If you and Dr. Pasanen truly believe that there is a biochemical abnormality in the brain, I am sure you can make this same argument with cocaine, marijuana, and other addictive drugs. I think we need to start treating the problem instead of creating another huge problem by providing free methadone to people who are already on narcotics. If your argument truly holds, then we should legalize all forms of drug addiction and give out free drugs.

==============================

**Work instruction 1:**
List every drug the methadone passage names specifically.
**Work instruction 2:**
Write a few sentences that carry the methadone passage forward from its last sentence.

==============================

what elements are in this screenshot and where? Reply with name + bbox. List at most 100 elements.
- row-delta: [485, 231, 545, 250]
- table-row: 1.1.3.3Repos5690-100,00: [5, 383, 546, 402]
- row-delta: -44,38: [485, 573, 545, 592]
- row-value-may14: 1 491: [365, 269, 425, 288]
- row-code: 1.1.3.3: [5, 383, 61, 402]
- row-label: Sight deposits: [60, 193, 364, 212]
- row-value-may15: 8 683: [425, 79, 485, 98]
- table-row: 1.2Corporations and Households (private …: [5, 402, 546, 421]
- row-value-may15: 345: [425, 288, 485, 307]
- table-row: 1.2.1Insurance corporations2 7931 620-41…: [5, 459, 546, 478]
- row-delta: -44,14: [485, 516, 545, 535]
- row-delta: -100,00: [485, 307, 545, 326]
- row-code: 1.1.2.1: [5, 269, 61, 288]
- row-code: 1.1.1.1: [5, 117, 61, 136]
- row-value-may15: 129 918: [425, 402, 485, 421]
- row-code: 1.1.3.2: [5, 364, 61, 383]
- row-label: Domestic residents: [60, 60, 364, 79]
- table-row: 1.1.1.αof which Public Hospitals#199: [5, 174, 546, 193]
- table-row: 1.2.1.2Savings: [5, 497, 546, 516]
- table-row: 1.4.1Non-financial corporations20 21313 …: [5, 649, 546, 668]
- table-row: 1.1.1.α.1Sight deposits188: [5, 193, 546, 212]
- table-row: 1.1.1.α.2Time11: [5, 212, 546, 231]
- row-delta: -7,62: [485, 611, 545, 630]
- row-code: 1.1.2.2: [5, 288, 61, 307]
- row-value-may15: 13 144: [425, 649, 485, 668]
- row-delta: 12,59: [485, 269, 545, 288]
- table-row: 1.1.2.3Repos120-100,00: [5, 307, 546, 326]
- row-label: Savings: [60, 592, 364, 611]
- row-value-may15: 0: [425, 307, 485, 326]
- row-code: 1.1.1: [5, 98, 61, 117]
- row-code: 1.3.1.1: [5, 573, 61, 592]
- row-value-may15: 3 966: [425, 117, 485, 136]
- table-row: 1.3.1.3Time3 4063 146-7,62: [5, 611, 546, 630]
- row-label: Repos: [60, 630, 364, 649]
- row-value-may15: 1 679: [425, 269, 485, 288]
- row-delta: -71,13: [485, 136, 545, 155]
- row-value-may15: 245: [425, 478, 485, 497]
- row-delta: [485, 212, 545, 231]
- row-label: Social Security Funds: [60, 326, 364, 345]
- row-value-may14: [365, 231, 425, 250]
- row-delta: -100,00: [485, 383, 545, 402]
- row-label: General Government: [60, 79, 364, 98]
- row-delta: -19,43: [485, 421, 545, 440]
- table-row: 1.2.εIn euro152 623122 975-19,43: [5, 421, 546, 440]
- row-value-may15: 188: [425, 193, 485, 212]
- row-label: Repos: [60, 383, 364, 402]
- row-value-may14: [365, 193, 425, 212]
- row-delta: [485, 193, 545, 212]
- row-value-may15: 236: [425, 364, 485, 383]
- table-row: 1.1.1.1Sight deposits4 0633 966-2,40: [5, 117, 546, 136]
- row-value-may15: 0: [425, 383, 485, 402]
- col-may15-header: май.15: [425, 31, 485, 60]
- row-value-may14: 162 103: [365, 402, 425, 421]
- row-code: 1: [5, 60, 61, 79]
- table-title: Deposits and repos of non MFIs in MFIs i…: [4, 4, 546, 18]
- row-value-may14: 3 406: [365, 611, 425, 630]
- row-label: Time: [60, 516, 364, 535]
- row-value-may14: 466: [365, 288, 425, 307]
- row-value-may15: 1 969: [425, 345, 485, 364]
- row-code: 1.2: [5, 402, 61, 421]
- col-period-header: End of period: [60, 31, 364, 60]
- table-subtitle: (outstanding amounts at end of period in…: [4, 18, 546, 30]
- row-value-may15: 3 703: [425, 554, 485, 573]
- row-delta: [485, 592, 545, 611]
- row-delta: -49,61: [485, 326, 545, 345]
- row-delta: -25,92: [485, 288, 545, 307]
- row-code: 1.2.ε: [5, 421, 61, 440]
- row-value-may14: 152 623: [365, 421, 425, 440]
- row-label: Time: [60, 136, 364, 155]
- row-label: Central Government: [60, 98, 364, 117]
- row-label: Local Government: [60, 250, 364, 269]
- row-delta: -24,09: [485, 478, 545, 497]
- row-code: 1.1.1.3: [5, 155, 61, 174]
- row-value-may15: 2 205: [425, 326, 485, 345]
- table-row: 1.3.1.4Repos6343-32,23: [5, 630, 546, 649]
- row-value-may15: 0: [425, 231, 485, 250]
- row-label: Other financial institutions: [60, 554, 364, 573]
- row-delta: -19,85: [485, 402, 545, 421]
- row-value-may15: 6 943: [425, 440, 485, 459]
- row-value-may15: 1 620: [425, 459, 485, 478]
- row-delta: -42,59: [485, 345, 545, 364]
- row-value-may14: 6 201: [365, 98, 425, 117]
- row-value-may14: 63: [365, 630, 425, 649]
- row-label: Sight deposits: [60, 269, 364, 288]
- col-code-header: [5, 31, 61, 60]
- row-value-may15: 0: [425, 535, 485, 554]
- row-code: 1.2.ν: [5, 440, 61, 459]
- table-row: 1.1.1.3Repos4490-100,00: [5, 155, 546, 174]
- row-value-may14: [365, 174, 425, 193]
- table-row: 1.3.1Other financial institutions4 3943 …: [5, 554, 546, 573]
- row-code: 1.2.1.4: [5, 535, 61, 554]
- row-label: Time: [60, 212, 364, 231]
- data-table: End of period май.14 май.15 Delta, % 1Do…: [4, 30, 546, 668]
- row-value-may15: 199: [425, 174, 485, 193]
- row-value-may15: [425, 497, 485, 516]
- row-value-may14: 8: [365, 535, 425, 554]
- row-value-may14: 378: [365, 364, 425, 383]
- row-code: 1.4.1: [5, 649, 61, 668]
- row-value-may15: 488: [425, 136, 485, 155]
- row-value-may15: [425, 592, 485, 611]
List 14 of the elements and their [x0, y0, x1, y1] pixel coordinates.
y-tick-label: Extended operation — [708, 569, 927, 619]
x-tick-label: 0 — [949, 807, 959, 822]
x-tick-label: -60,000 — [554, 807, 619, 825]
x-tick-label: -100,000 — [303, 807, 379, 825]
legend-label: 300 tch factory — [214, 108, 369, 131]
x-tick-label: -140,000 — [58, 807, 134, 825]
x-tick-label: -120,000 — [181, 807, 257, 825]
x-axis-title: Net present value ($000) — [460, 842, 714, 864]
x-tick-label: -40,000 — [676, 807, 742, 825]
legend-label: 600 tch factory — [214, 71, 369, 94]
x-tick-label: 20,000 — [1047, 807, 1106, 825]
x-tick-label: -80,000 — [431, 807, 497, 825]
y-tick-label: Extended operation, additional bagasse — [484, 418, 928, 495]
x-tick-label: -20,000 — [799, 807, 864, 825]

==============================

**Answer box 1:**
cocaine, marijuana, methadone

**Answer box 2:**
We should work hard for the better of society to get people off narcotics, not create long-term addiction. — Marcus Ma, MD, Temperance, MI
Dr. Roberts responds: The widely disparate opinions of Drs. Ma and Pasanen highlight the emotion, confusion, and compassion and contempt physicians have regarding methadone maintenance and drug addiction. I did not, however, make up the concept of altered CNS receptor function of chronic opioid (and cocaine) use. Of course, everyone would be delighted if we could get addicts off opioids (and getting the clueless American public off cigarettes, alcohol, and Quarter Pounders with cheese), but other than to lament the plight, I eagerly await anyone's solution to these woes of society. Many have tried, but no one has yet succeeded; maybe Dr. Ma has the answer, and I hope he will share it. I intuit that Dr. Ma is not signing up for California Gov. Arnold Schwarzenegger's task force that is investigating the legalization of marijuana.